** BEGIN Extracted information **

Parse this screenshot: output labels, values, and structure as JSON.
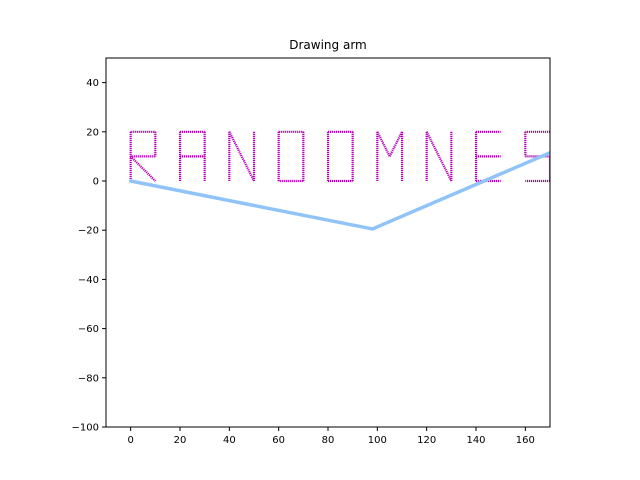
{
  "chart_data": {
    "type": "line",
    "title": "Drawing arm",
    "xlabel": "",
    "ylabel": "",
    "xlim": [
      -10,
      170
    ],
    "ylim": [
      -100,
      50
    ],
    "xticks": [
      0,
      20,
      40,
      60,
      80,
      100,
      120,
      140,
      160
    ],
    "yticks": [
      -100,
      -80,
      -60,
      -40,
      -20,
      0,
      20,
      40
    ],
    "grid": false,
    "colors": {
      "arm": "#90c4f8",
      "letters": "#b400b4"
    },
    "arm": {
      "x": [
        0,
        98,
        170
      ],
      "y": [
        0,
        -19.5,
        11.5
      ]
    },
    "drawn_text": "RANDOMNES",
    "letter_strokes": [
      {
        "letter": "R",
        "segments": [
          [
            0,
            0,
            0,
            20
          ],
          [
            0,
            20,
            10,
            20
          ],
          [
            10,
            20,
            10,
            10
          ],
          [
            10,
            10,
            0,
            10
          ],
          [
            0,
            10,
            10,
            0
          ]
        ]
      },
      {
        "letter": "A",
        "segments": [
          [
            20,
            0,
            20,
            20
          ],
          [
            20,
            20,
            30,
            20
          ],
          [
            30,
            20,
            30,
            0
          ],
          [
            20,
            10,
            30,
            10
          ]
        ]
      },
      {
        "letter": "N",
        "segments": [
          [
            40,
            0,
            40,
            20
          ],
          [
            40,
            20,
            50,
            0
          ],
          [
            50,
            0,
            50,
            20
          ]
        ]
      },
      {
        "letter": "D",
        "segments": [
          [
            60,
            0,
            60,
            20
          ],
          [
            60,
            20,
            70,
            20
          ],
          [
            70,
            20,
            70,
            0
          ],
          [
            70,
            0,
            60,
            0
          ]
        ]
      },
      {
        "letter": "O",
        "segments": [
          [
            90,
            0,
            90,
            20
          ],
          [
            90,
            20,
            90,
            20
          ],
          [
            80,
            20,
            90,
            20
          ],
          [
            80,
            0,
            80,
            20
          ],
          [
            80,
            0,
            90,
            0
          ]
        ]
      },
      {
        "letter": "M",
        "segments": [
          [
            100,
            0,
            100,
            20
          ],
          [
            100,
            20,
            105,
            10
          ],
          [
            105,
            10,
            110,
            20
          ],
          [
            110,
            20,
            110,
            0
          ]
        ]
      },
      {
        "letter": "N",
        "segments": [
          [
            120,
            0,
            120,
            20
          ],
          [
            120,
            20,
            130,
            0
          ],
          [
            130,
            0,
            130,
            20
          ]
        ]
      },
      {
        "letter": "E",
        "segments": [
          [
            140,
            0,
            140,
            20
          ],
          [
            140,
            20,
            150,
            20
          ],
          [
            140,
            10,
            150,
            10
          ],
          [
            140,
            0,
            150,
            0
          ]
        ]
      },
      {
        "letter": "S",
        "segments": [
          [
            170,
            20,
            160,
            20
          ],
          [
            160,
            20,
            160,
            10
          ],
          [
            160,
            10,
            170,
            10
          ],
          [
            170,
            10,
            170,
            0
          ],
          [
            170,
            0,
            160,
            0
          ]
        ]
      }
    ]
  }
}
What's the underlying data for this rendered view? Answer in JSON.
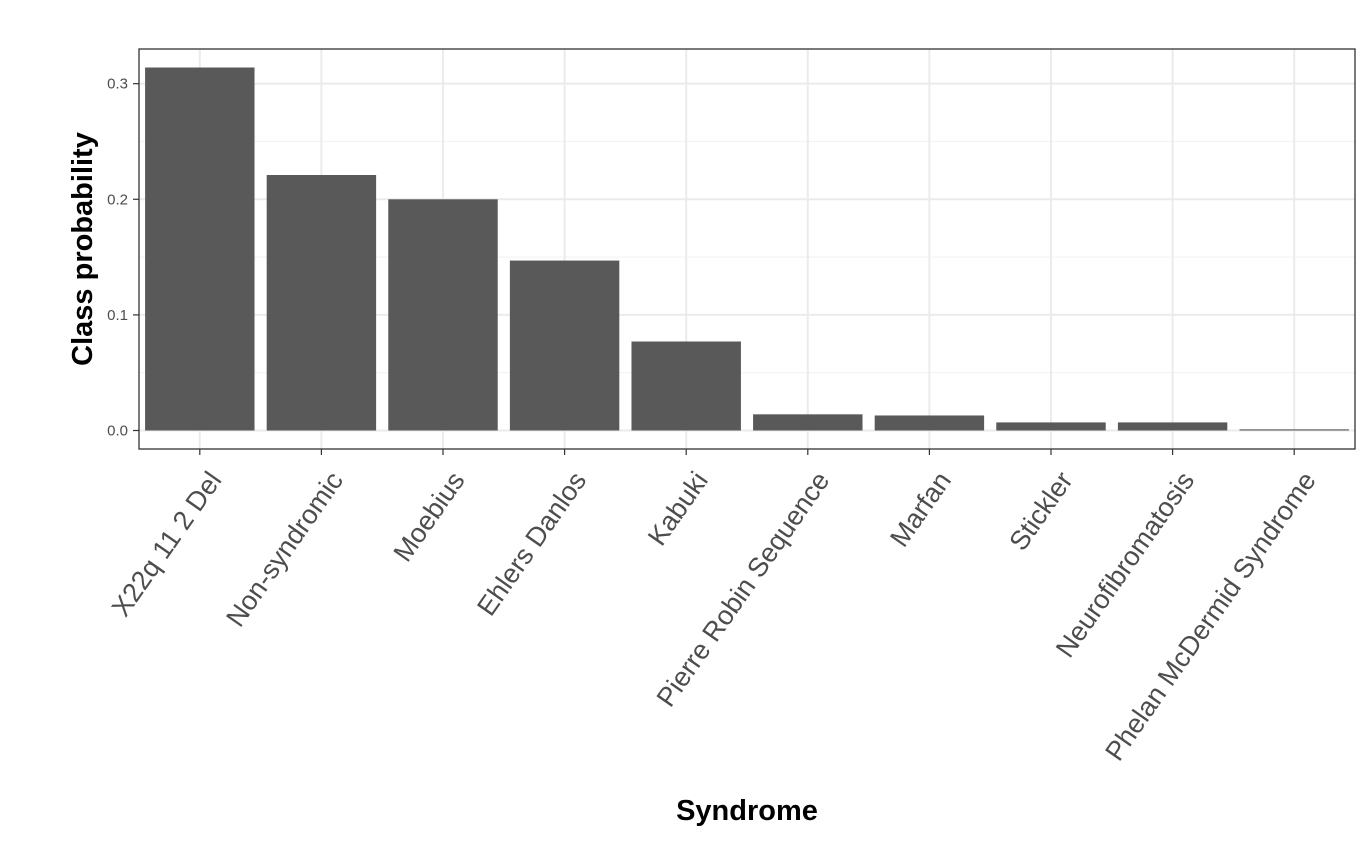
{
  "chart_data": {
    "type": "bar",
    "title": "",
    "xlabel": "Syndrome",
    "ylabel": "Class probability",
    "categories": [
      "X22q 11 2 Del",
      "Non-syndromic",
      "Moebius",
      "Ehlers Danlos",
      "Kabuki",
      "Pierre Robin Sequence",
      "Marfan",
      "Stickler",
      "Neurofibromatosis",
      "Phelan McDermid Syndrome"
    ],
    "values": [
      0.314,
      0.221,
      0.2,
      0.147,
      0.077,
      0.014,
      0.013,
      0.007,
      0.007,
      0.001
    ],
    "yticks": [
      0.0,
      0.1,
      0.2,
      0.3
    ],
    "ytick_labels": [
      "0.0",
      "0.1",
      "0.2",
      "0.3"
    ],
    "ylim": [
      -0.016,
      0.33
    ],
    "grid": true,
    "legend": "none",
    "colors": {
      "bar": "#595959",
      "grid_major": "#ebebeb",
      "grid_minor": "#f3f3f3",
      "panel_border": "#333333",
      "tick_text": "#4d4d4d"
    }
  }
}
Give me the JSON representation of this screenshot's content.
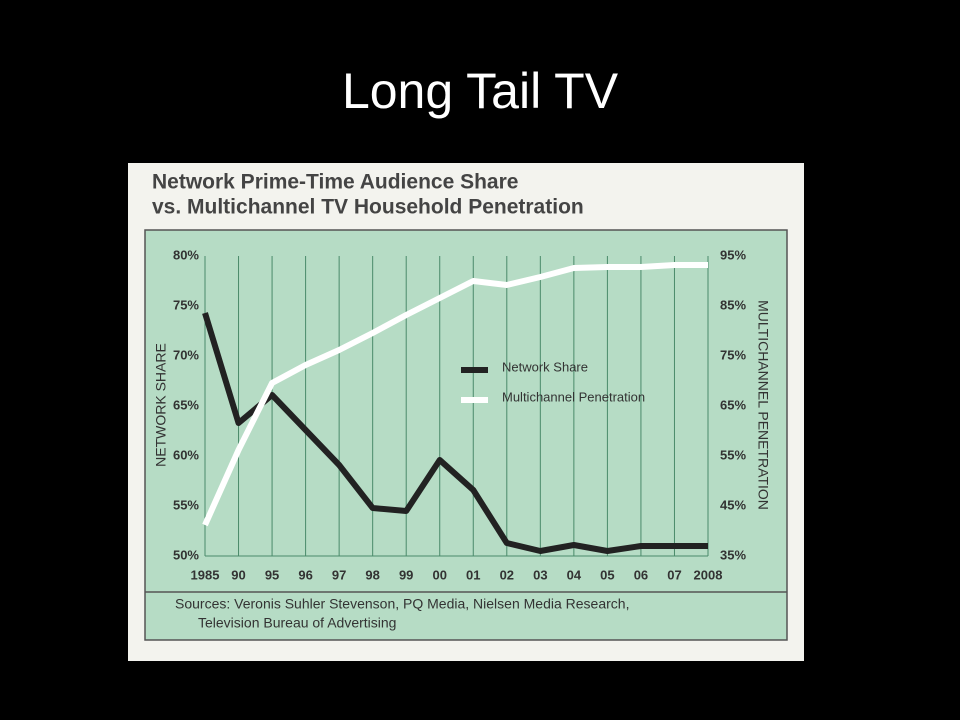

** END Extracted information **

§ **Given problem**
Count the lines that hold the string "JSON" and state that number alone.

§ **Complete response**
3